** STATED EXERCISE **
Reproduce the data exactly.

** DATA LINES **
=-=-=

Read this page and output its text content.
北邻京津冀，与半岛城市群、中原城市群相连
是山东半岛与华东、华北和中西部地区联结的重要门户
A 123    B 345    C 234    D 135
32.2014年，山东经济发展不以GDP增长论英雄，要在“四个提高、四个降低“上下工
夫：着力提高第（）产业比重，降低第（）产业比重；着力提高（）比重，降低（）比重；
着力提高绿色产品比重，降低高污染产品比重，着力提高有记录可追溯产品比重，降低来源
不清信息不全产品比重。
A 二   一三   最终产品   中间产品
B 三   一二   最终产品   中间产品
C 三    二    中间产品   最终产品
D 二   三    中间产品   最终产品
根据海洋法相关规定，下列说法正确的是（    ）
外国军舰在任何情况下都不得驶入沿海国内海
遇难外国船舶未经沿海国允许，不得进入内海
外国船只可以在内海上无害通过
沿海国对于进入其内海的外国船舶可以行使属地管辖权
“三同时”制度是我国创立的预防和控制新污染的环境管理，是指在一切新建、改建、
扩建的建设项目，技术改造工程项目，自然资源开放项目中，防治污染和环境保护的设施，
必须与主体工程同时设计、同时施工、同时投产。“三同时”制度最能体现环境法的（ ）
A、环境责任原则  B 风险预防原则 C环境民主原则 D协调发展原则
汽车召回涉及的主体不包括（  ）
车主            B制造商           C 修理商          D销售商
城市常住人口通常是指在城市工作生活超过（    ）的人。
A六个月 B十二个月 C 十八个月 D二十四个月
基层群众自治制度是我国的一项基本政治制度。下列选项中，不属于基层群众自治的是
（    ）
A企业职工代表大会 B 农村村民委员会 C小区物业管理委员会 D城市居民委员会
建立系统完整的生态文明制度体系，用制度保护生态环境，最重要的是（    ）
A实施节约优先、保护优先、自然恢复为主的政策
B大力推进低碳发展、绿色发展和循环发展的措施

=-=-=

** FINAL RESULT **
Read this page and output its text content.
北邻京津冀，与半岛城市群、中原城市群相连
是山东半岛与华东、华北和中西部地区联结的重要门户
A 123    B 345    C 234    D 135
32.2014年，山东经济发展不以GDP增长论英雄，要在“四个提高、四个降低“上下工
夫：着力提高第（）产业比重，降低第（）产业比重；着力提高（）比重，降低（）比重；
着力提高绿色产品比重，降低高污染产品比重，着力提高有记录可追溯产品比重，降低来源
不清信息不全产品比重。
A 二   一三   最终产品   中间产品
B 三   一二   最终产品   中间产品
C 三    二    中间产品   最终产品
D 二   三    中间产品   最终产品
根据海洋法相关规定，下列说法正确的是（    ）
外国军舰在任何情况下都不得驶入沿海国内海
遇难外国船舶未经沿海国允许，不得进入内海
外国船只可以在内海上无害通过
沿海国对于进入其内海的外国船舶可以行使属地管辖权
“三同时”制度是我国创立的预防和控制新污染的环境管理，是指在一切新建、改建、
扩建的建设项目，技术改造工程项目，自然资源开放项目中，防治污染和环境保护的设施，
必须与主体工程同时设计、同时施工、同时投产。“三同时”制度最能体现环境法的（ ）
A、环境责任原则  B 风险预防原则 C环境民主原则 D协调发展原则
汽车召回涉及的主体不包括（  ）
车主            B制造商           C 修理商          D销售商
城市常住人口通常是指在城市工作生活超过（    ）的人。
A六个月 B十二个月 C 十八个月 D二十四个月
基层群众自治制度是我国的一项基本政治制度。下列选项中，不属于基层群众自治的是
（    ）
A企业职工代表大会 B 农村村民委员会 C小区物业管理委员会 D城市居民委员会
建立系统完整的生态文明制度体系，用制度保护生态环境，最重要的是（    ）
A实施节约优先、保护优先、自然恢复为主的政策
B大力推进低碳发展、绿色发展和循环发展的措施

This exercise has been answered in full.